Task material:
□ □ □ □ □ □ □

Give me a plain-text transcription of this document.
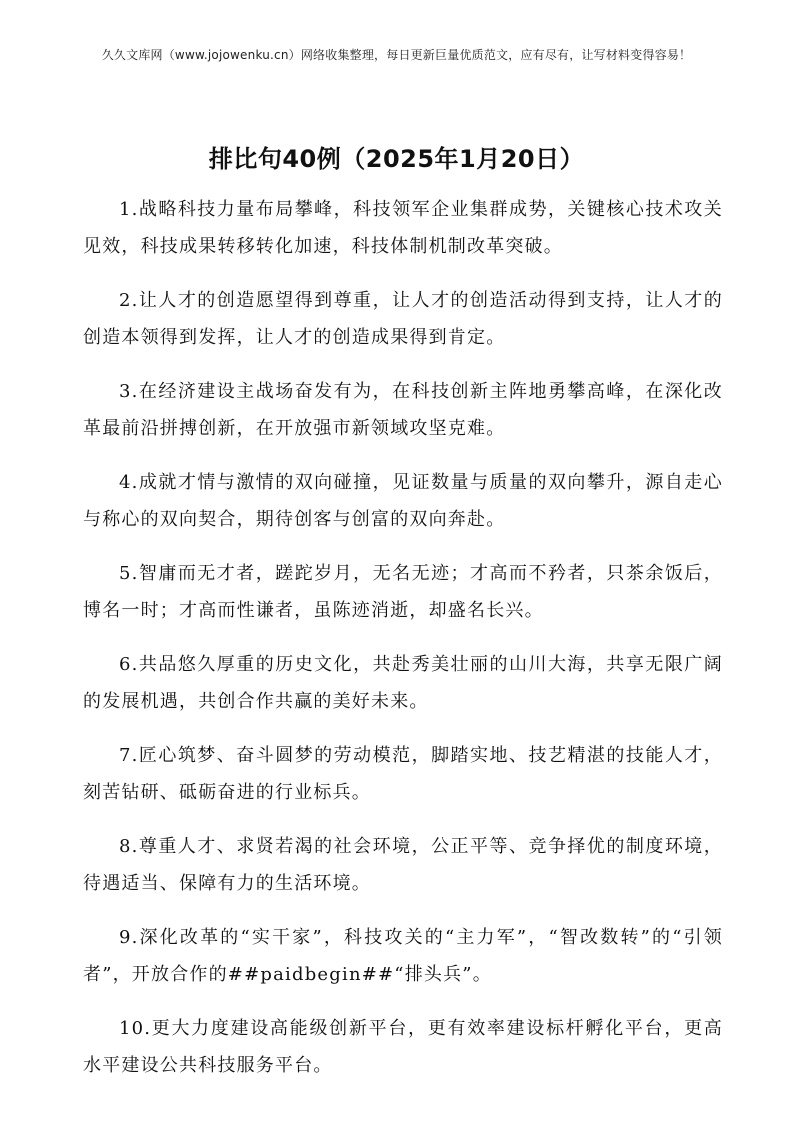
久久文库网（www.jojowenku.cn）网络收集整理，每日更新巨量优质范文，应有尽有，让写材料变得容易！
排比句40例（2025年1月20日）

1.战略科技力量布局攀峰，科技领军企业集群成势，关键核心技术攻关见效，科技成果转移转化加速，科技体制机制改革突破。

2.让人才的创造愿望得到尊重，让人才的创造活动得到支持，让人才的创造本领得到发挥，让人才的创造成果得到肯定。

3.在经济建设主战场奋发有为，在科技创新主阵地勇攀高峰，在深化改革最前沿拼搏创新，在开放强市新领域攻坚克难。

4.成就才情与激情的双向碰撞，见证数量与质量的双向攀升，源自走心与称心的双向契合，期待创客与创富的双向奔赴。

5.智庸而无才者，蹉跎岁月，无名无迹；才高而不矜者，只茶余饭后，博名一时；才高而性谦者，虽陈迹消逝，却盛名长兴。

6.共品悠久厚重的历史文化，共赴秀美壮丽的山川大海，共享无限广阔的发展机遇，共创合作共赢的美好未来。

7.匠心筑梦、奋斗圆梦的劳动模范，脚踏实地、技艺精湛的技能人才，刻苦钻研、砥砺奋进的行业标兵。

8.尊重人才、求贤若渴的社会环境，公正平等、竞争择优的制度环境，待遇适当、保障有力的生活环境。

9.深化改革的“实干家”，科技攻关的“主力军”，“智改数转”的“引领者”，开放合作的##paidbegin##“排头兵”。

10.更大力度建设高能级创新平台，更有效率建设标杆孵化平台，更高水平建设公共科技服务平台。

□ □ □ □ □ □ □

Set down all the data again exactly as above, pictures excluded.

Give me a plain-text transcription of this document.
久久文库网（www.jojowenku.cn）网络收集整理，每日更新巨量优质范文，应有尽有，让写材料变得容易！
排比句40例（2025年1月20日）

1.战略科技力量布局攀峰，科技领军企业集群成势，关键核心技术攻关见效，科技成果转移转化加速，科技体制机制改革突破。

2.让人才的创造愿望得到尊重，让人才的创造活动得到支持，让人才的创造本领得到发挥，让人才的创造成果得到肯定。

3.在经济建设主战场奋发有为，在科技创新主阵地勇攀高峰，在深化改革最前沿拼搏创新，在开放强市新领域攻坚克难。

4.成就才情与激情的双向碰撞，见证数量与质量的双向攀升，源自走心与称心的双向契合，期待创客与创富的双向奔赴。

5.智庸而无才者，蹉跎岁月，无名无迹；才高而不矜者，只茶余饭后，博名一时；才高而性谦者，虽陈迹消逝，却盛名长兴。

6.共品悠久厚重的历史文化，共赴秀美壮丽的山川大海，共享无限广阔的发展机遇，共创合作共赢的美好未来。

7.匠心筑梦、奋斗圆梦的劳动模范，脚踏实地、技艺精湛的技能人才，刻苦钻研、砥砺奋进的行业标兵。

8.尊重人才、求贤若渴的社会环境，公正平等、竞争择优的制度环境，待遇适当、保障有力的生活环境。

9.深化改革的“实干家”，科技攻关的“主力军”，“智改数转”的“引领者”，开放合作的##paidbegin##“排头兵”。

10.更大力度建设高能级创新平台，更有效率建设标杆孵化平台，更高水平建设公共科技服务平台。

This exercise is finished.